Task material start
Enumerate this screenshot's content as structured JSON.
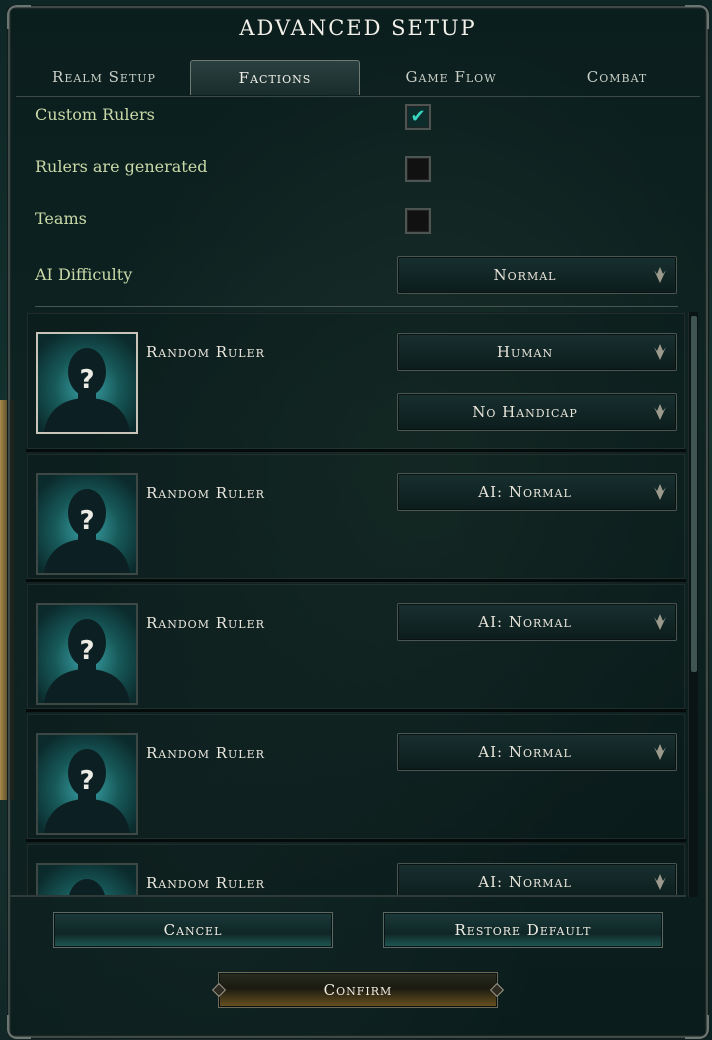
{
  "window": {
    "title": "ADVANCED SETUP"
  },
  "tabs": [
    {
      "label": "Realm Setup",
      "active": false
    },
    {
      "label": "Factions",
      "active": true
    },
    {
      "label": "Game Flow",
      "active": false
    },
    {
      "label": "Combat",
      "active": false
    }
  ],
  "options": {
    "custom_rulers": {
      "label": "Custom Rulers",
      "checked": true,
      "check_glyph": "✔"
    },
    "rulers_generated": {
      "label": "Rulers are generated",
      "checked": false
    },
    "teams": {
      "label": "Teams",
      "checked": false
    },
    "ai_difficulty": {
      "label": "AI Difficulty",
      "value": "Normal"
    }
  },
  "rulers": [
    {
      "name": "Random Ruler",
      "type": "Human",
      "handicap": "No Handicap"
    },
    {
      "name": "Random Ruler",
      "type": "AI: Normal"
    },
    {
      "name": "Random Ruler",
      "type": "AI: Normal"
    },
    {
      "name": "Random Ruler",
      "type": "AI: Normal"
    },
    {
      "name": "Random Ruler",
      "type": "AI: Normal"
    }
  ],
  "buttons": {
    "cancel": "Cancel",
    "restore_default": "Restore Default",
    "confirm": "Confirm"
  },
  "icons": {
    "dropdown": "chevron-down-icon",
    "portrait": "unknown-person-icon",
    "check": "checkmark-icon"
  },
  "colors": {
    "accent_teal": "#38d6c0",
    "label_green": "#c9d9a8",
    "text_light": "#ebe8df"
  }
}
Task material end
Your task is to copy the entries in full and exactly, without any images.

• [Task response]
Enumerate this screenshot's content as structured JSON.
{
  "window": {
    "title": "ADVANCED SETUP"
  },
  "tabs": [
    {
      "label": "Realm Setup",
      "active": false
    },
    {
      "label": "Factions",
      "active": true
    },
    {
      "label": "Game Flow",
      "active": false
    },
    {
      "label": "Combat",
      "active": false
    }
  ],
  "options": {
    "custom_rulers": {
      "label": "Custom Rulers",
      "checked": true,
      "check_glyph": "✔"
    },
    "rulers_generated": {
      "label": "Rulers are generated",
      "checked": false
    },
    "teams": {
      "label": "Teams",
      "checked": false
    },
    "ai_difficulty": {
      "label": "AI Difficulty",
      "value": "Normal"
    }
  },
  "rulers": [
    {
      "name": "Random Ruler",
      "type": "Human",
      "handicap": "No Handicap"
    },
    {
      "name": "Random Ruler",
      "type": "AI: Normal"
    },
    {
      "name": "Random Ruler",
      "type": "AI: Normal"
    },
    {
      "name": "Random Ruler",
      "type": "AI: Normal"
    },
    {
      "name": "Random Ruler",
      "type": "AI: Normal"
    }
  ],
  "buttons": {
    "cancel": "Cancel",
    "restore_default": "Restore Default",
    "confirm": "Confirm"
  },
  "icons": {
    "dropdown": "chevron-down-icon",
    "portrait": "unknown-person-icon",
    "check": "checkmark-icon"
  },
  "colors": {
    "accent_teal": "#38d6c0",
    "label_green": "#c9d9a8",
    "text_light": "#ebe8df"
  }
}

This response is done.